**Document extract**
— START —

How I Take My Pictures

Hi hi hi. Welcome to two days out from my due date, when I officially barely have the energy to take a flatlay photo for the store! When I’m laid up in bed, getting rest like the doctor says, my body is screaming, “You can only rest so much! Get up and do something!” And then about ten minutes into doing something, my body is changing it’s tune. Sit down and get some damn rest! I don’t know what to do with myself.

But sitting down and working from the computer makes me feel like at least SOMETHING is getting done. I get asked a lot about how I take photos for Instagram, so let’s get that mess tackled.

How I Take and Edit Photos For Instagram: Answering Your Questions

Who handles the @beaufortproper Instagram account?

Me! I take the product photos for the website, including the photos of clothing on models and those on plain white backdrops, like the jewelry photos. Then, I edit the photos, upload all the new arrivals to the website, and create any graphics that we need for blogs and social.

How did you learn how to take pictures?

— END —

**Available data**
— START —

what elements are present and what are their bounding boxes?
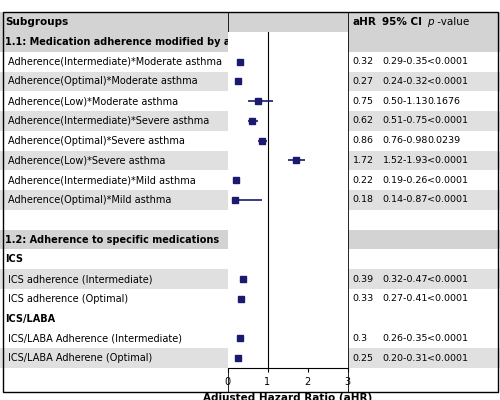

— END —

Write out the post above about taking and editing photos for Instagram again in full, word for word.

How I Take My Pictures

Hi hi hi. Welcome to two days out from my due date, when I officially barely have the energy to take a flatlay photo for the store! When I’m laid up in bed, getting rest like the doctor says, my body is screaming, “You can only rest so much! Get up and do something!” And then about ten minutes into doing something, my body is changing it’s tune. Sit down and get some damn rest! I don’t know what to do with myself.

But sitting down and working from the computer makes me feel like at least SOMETHING is getting done. I get asked a lot about how I take photos for Instagram, so let’s get that mess tackled.

How I Take and Edit Photos For Instagram: Answering Your Questions

Who handles the @beaufortproper Instagram account?

Me! I take the product photos for the website, including the photos of clothing on models and those on plain white backdrops, like the jewelry photos. Then, I edit the photos, upload all the new arrivals to the website, and create any graphics that we need for blogs and social.

How did you learn how to take pictures?